PROMPT:
Repeat the listing that follows, character for character, minus the pictures.

════════════════════

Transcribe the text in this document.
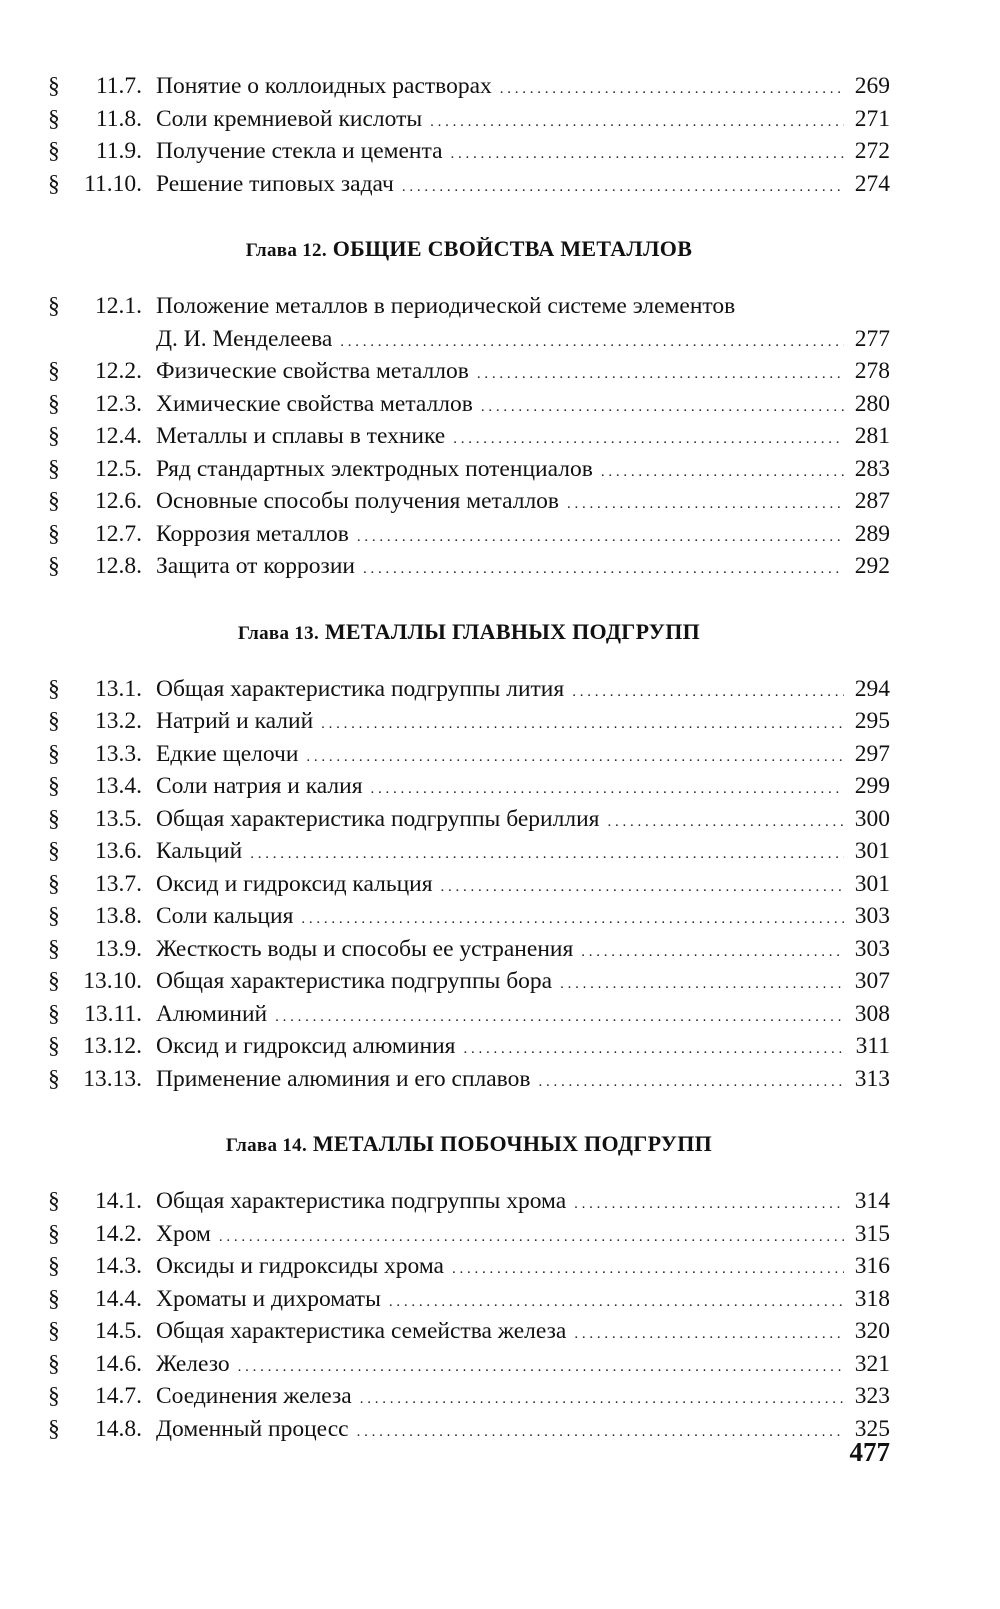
§	11.7. Понятие о коллоидных растворах . . .	269
§	11.8. Соли кремниевой кислоты . . .	271
§	11.9. Получение стекла и цемента . . .	272
§	11.10. Решение типовых задач . . .	274
Глава 12. ОБЩИЕ СВОЙСТВА МЕТАЛЛОВ
§	12.1. Положение металлов в периодической системе элементов
Д. И. Менделеева . . .	277
§	12.2. Физические свойства металлов . . .	278
§	12.3. Химические свойства металлов . . .	280
§	12.4. Металлы и сплавы в технике . . .	281
§	12.5. Ряд стандартных электродных потенциалов . . .	283
§	12.6. Основные способы получения металлов . . .	287
§	12.7. Коррозия металлов . . .	289
§	12.8. Защита от коррозии . . .	292
Глава 13. МЕТАЛЛЫ ГЛАВНЫХ ПОДГРУПП
§	13.1. Общая характеристика подгруппы лития . . .	294
§	13.2. Натрий и калий . . .	295
§	13.3. Едкие щелочи . . .	297
§	13.4. Соли натрия и калия . . .	299
§	13.5. Общая характеристика подгруппы бериллия . . .	300
§	13.6. Кальций . . .	301
§	13.7. Оксид и гидроксид кальция . . .	301
§	13.8. Соли кальция . . .	303
§	13.9. Жесткость воды и способы ее устранения . . .	303
§	13.10. Общая характеристика подгруппы бора . . .	307
§	13.11. Алюминий . . .	308
§	13.12. Оксид и гидроксид алюминия . . .	311
§	13.13. Применение алюминия и его сплавов . . .	313
Глава 14. МЕТАЛЛЫ ПОБОЧНЫХ ПОДГРУПП
§	14.1. Общая характеристика подгруппы хрома . . .	314
§	14.2. Хром . . .	315
§	14.3. Оксиды и гидроксиды хрома . . .	316
§	14.4. Хроматы и дихроматы . . .	318
§	14.5. Общая характеристика семейства железа . . .	320
§	14.6. Железо . . .	321
§	14.7. Соединения железа . . .	323
§	14.8. Доменный процесс . . .	325
477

════════════════════

REPLY TO THE EXERCISE:
Transcribe the text in this document.
§	11.7. Понятие о коллоидных растворах . . .	269
§	11.8. Соли кремниевой кислоты . . .	271
§	11.9. Получение стекла и цемента . . .	272
§	11.10. Решение типовых задач . . .	274
Глава 12. ОБЩИЕ СВОЙСТВА МЕТАЛЛОВ
§	12.1. Положение металлов в периодической системе элементов
Д. И. Менделеева . . .	277
§	12.2. Физические свойства металлов . . .	278
§	12.3. Химические свойства металлов . . .	280
§	12.4. Металлы и сплавы в технике . . .	281
§	12.5. Ряд стандартных электродных потенциалов . . .	283
§	12.6. Основные способы получения металлов . . .	287
§	12.7. Коррозия металлов . . .	289
§	12.8. Защита от коррозии . . .	292
Глава 13. МЕТАЛЛЫ ГЛАВНЫХ ПОДГРУПП
§	13.1. Общая характеристика подгруппы лития . . .	294
§	13.2. Натрий и калий . . .	295
§	13.3. Едкие щелочи . . .	297
§	13.4. Соли натрия и калия . . .	299
§	13.5. Общая характеристика подгруппы бериллия . . .	300
§	13.6. Кальций . . .	301
§	13.7. Оксид и гидроксид кальция . . .	301
§	13.8. Соли кальция . . .	303
§	13.9. Жесткость воды и способы ее устранения . . .	303
§	13.10. Общая характеристика подгруппы бора . . .	307
§	13.11. Алюминий . . .	308
§	13.12. Оксид и гидроксид алюминия . . .	311
§	13.13. Применение алюминия и его сплавов . . .	313
Глава 14. МЕТАЛЛЫ ПОБОЧНЫХ ПОДГРУПП
§	14.1. Общая характеристика подгруппы хрома . . .	314
§	14.2. Хром . . .	315
§	14.3. Оксиды и гидроксиды хрома . . .	316
§	14.4. Хроматы и дихроматы . . .	318
§	14.5. Общая характеристика семейства железа . . .	320
§	14.6. Железо . . .	321
§	14.7. Соединения железа . . .	323
§	14.8. Доменный процесс . . .	325
477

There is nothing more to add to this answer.